• _EXERCISE INSTRUCTIONS_:
Produce the listing below again, exactly as shown.

• _EXCERPTED RECORDS_:
· · · · · · ·

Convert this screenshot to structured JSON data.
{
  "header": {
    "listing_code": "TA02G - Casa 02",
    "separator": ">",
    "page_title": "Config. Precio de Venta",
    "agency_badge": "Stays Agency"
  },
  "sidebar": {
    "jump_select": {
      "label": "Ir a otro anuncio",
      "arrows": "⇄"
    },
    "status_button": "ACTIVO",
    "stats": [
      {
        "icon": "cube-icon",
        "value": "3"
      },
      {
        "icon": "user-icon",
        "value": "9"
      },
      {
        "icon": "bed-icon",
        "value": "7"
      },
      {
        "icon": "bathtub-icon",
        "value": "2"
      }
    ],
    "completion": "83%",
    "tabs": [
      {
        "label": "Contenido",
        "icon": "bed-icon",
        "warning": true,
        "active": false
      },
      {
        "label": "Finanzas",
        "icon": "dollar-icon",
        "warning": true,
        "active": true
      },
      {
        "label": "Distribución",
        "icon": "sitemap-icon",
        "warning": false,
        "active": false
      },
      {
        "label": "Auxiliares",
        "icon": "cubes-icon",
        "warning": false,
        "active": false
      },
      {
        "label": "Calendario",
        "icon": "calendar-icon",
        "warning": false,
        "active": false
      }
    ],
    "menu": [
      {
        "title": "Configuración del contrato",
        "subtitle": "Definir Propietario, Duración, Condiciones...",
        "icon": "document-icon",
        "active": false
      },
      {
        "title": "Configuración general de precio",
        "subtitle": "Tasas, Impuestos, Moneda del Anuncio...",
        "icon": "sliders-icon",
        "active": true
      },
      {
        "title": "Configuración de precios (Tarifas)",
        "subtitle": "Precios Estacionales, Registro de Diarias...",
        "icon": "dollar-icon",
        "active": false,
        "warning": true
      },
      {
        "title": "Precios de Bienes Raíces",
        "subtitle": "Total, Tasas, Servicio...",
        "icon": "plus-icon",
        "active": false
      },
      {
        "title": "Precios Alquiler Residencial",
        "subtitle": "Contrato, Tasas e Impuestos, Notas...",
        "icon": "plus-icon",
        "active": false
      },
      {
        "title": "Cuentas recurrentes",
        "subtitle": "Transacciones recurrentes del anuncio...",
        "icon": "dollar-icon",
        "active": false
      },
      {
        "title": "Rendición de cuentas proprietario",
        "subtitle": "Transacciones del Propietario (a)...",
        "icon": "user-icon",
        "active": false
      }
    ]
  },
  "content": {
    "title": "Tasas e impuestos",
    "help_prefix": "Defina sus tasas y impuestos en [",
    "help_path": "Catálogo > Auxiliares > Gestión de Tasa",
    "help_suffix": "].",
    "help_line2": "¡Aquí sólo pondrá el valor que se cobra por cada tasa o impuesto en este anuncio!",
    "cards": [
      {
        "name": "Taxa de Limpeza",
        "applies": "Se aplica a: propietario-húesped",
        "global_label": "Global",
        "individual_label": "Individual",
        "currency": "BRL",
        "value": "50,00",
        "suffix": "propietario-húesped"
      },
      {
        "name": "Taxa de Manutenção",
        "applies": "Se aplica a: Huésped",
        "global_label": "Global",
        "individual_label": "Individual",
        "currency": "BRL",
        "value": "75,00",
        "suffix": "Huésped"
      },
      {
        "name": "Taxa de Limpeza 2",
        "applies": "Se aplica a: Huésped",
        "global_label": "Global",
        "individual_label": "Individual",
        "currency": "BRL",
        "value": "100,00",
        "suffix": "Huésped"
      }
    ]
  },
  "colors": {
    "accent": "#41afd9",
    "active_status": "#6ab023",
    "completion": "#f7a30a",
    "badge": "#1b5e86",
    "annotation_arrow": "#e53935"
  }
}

· · · · · · ·

• _TASK OUTPUT_:
Convert this screenshot to structured JSON data.
{
  "header": {
    "listing_code": "TA02G - Casa 02",
    "separator": ">",
    "page_title": "Config. Precio de Venta",
    "agency_badge": "Stays Agency"
  },
  "sidebar": {
    "jump_select": {
      "label": "Ir a otro anuncio",
      "arrows": "⇄"
    },
    "status_button": "ACTIVO",
    "stats": [
      {
        "icon": "cube-icon",
        "value": "3"
      },
      {
        "icon": "user-icon",
        "value": "9"
      },
      {
        "icon": "bed-icon",
        "value": "7"
      },
      {
        "icon": "bathtub-icon",
        "value": "2"
      }
    ],
    "completion": "83%",
    "tabs": [
      {
        "label": "Contenido",
        "icon": "bed-icon",
        "warning": true,
        "active": false
      },
      {
        "label": "Finanzas",
        "icon": "dollar-icon",
        "warning": true,
        "active": true
      },
      {
        "label": "Distribución",
        "icon": "sitemap-icon",
        "warning": false,
        "active": false
      },
      {
        "label": "Auxiliares",
        "icon": "cubes-icon",
        "warning": false,
        "active": false
      },
      {
        "label": "Calendario",
        "icon": "calendar-icon",
        "warning": false,
        "active": false
      }
    ],
    "menu": [
      {
        "title": "Configuración del contrato",
        "subtitle": "Definir Propietario, Duración, Condiciones...",
        "icon": "document-icon",
        "active": false
      },
      {
        "title": "Configuración general de precio",
        "subtitle": "Tasas, Impuestos, Moneda del Anuncio...",
        "icon": "sliders-icon",
        "active": true
      },
      {
        "title": "Configuración de precios (Tarifas)",
        "subtitle": "Precios Estacionales, Registro de Diarias...",
        "icon": "dollar-icon",
        "active": false,
        "warning": true
      },
      {
        "title": "Precios de Bienes Raíces",
        "subtitle": "Total, Tasas, Servicio...",
        "icon": "plus-icon",
        "active": false
      },
      {
        "title": "Precios Alquiler Residencial",
        "subtitle": "Contrato, Tasas e Impuestos, Notas...",
        "icon": "plus-icon",
        "active": false
      },
      {
        "title": "Cuentas recurrentes",
        "subtitle": "Transacciones recurrentes del anuncio...",
        "icon": "dollar-icon",
        "active": false
      },
      {
        "title": "Rendición de cuentas proprietario",
        "subtitle": "Transacciones del Propietario (a)...",
        "icon": "user-icon",
        "active": false
      }
    ]
  },
  "content": {
    "title": "Tasas e impuestos",
    "help_prefix": "Defina sus tasas y impuestos en [",
    "help_path": "Catálogo > Auxiliares > Gestión de Tasa",
    "help_suffix": "].",
    "help_line2": "¡Aquí sólo pondrá el valor que se cobra por cada tasa o impuesto en este anuncio!",
    "cards": [
      {
        "name": "Taxa de Limpeza",
        "applies": "Se aplica a: propietario-húesped",
        "global_label": "Global",
        "individual_label": "Individual",
        "currency": "BRL",
        "value": "50,00",
        "suffix": "propietario-húesped"
      },
      {
        "name": "Taxa de Manutenção",
        "applies": "Se aplica a: Huésped",
        "global_label": "Global",
        "individual_label": "Individual",
        "currency": "BRL",
        "value": "75,00",
        "suffix": "Huésped"
      },
      {
        "name": "Taxa de Limpeza 2",
        "applies": "Se aplica a: Huésped",
        "global_label": "Global",
        "individual_label": "Individual",
        "currency": "BRL",
        "value": "100,00",
        "suffix": "Huésped"
      }
    ]
  },
  "colors": {
    "accent": "#41afd9",
    "active_status": "#6ab023",
    "completion": "#f7a30a",
    "badge": "#1b5e86",
    "annotation_arrow": "#e53935"
  }
}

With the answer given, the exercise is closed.